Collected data
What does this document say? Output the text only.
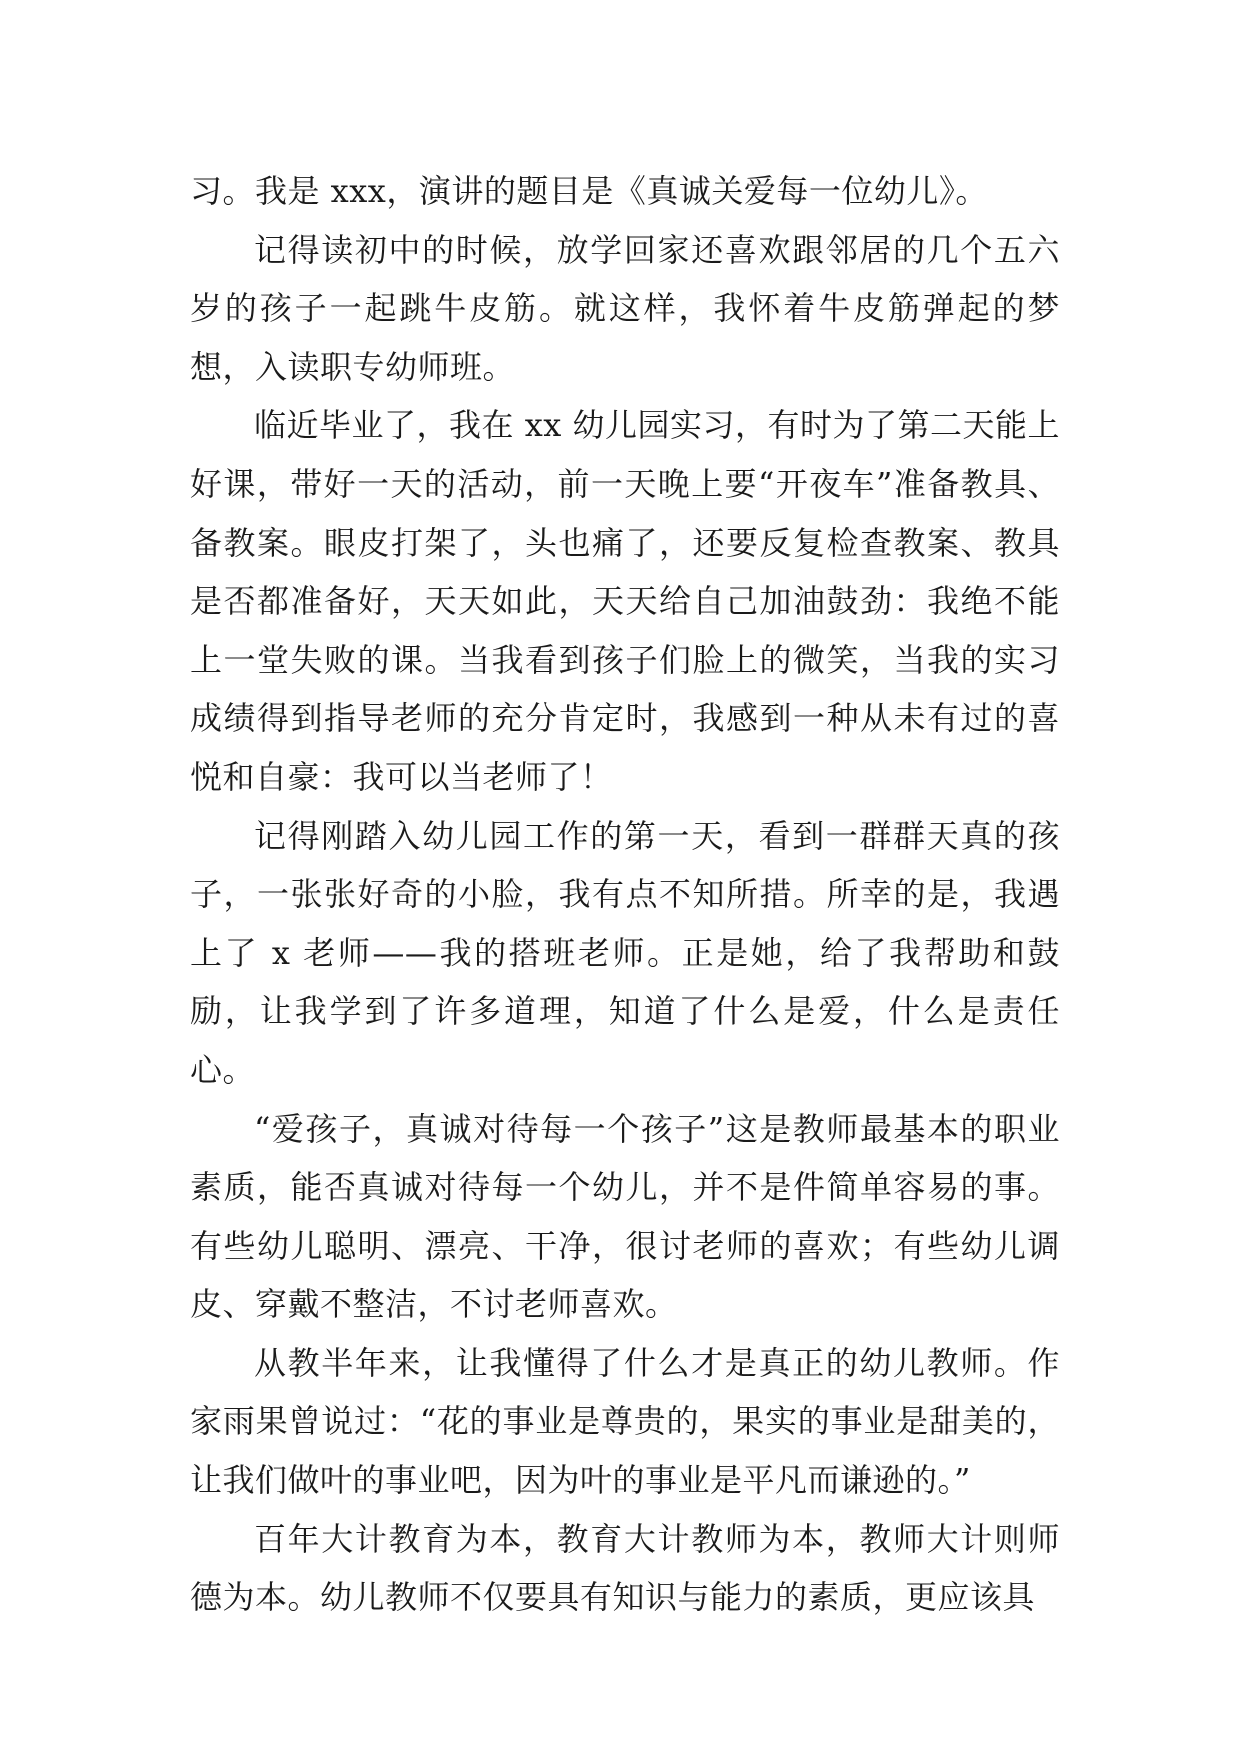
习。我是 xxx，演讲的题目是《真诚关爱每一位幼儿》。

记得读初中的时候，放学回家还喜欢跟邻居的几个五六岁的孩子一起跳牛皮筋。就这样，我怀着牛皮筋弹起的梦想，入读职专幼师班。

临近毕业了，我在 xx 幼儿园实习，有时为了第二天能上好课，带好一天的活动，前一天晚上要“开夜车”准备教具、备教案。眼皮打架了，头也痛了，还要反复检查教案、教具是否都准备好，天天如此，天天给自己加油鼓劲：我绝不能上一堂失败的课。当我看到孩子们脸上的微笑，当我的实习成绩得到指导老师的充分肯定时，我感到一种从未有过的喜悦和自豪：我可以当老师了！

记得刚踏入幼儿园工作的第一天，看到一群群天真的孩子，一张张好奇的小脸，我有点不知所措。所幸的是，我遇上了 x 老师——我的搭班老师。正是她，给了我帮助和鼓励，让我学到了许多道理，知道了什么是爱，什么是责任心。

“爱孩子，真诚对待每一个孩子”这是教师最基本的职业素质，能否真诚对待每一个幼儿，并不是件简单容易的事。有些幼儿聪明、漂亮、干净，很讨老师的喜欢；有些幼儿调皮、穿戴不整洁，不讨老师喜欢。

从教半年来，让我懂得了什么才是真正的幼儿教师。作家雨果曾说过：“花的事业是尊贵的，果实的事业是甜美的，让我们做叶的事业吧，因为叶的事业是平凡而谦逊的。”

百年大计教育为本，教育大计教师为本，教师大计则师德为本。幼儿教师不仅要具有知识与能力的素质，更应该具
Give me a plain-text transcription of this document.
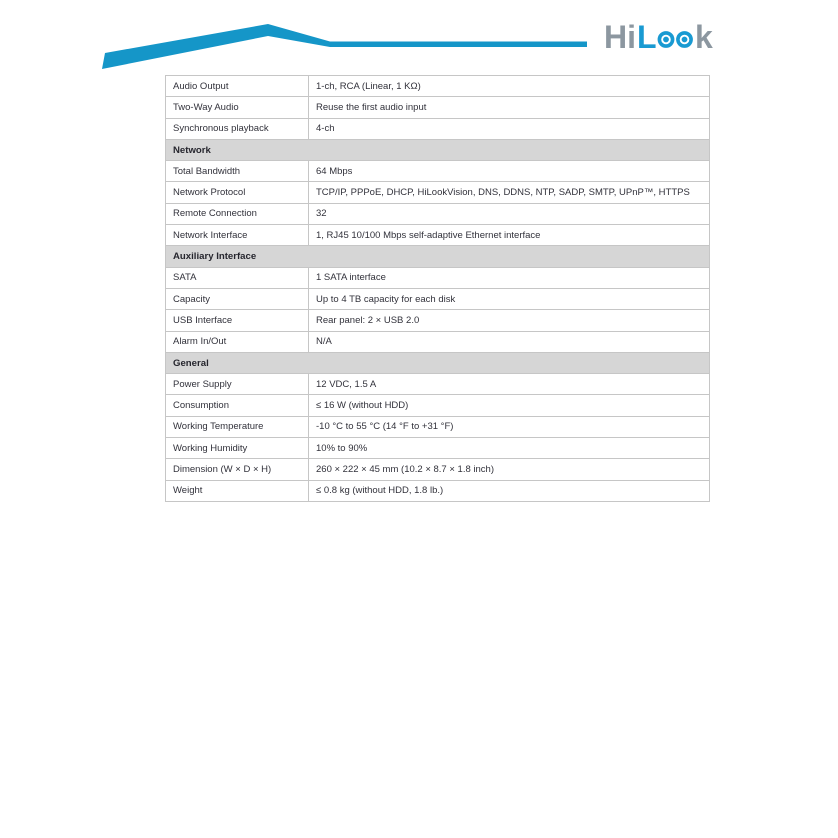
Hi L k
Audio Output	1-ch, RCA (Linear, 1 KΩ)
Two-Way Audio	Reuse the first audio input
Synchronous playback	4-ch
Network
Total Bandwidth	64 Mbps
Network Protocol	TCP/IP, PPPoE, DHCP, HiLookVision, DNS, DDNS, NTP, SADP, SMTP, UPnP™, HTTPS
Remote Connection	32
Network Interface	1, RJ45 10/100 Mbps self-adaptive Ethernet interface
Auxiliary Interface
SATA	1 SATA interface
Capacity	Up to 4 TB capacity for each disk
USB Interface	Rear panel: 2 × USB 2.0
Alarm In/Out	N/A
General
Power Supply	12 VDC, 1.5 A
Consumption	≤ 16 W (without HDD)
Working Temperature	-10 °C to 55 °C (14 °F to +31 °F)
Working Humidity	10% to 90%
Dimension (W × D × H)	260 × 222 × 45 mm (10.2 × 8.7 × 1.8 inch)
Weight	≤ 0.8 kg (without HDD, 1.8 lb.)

● **Objective**
State how many lines include the string "Working". Give no other information.

● **Written response**
2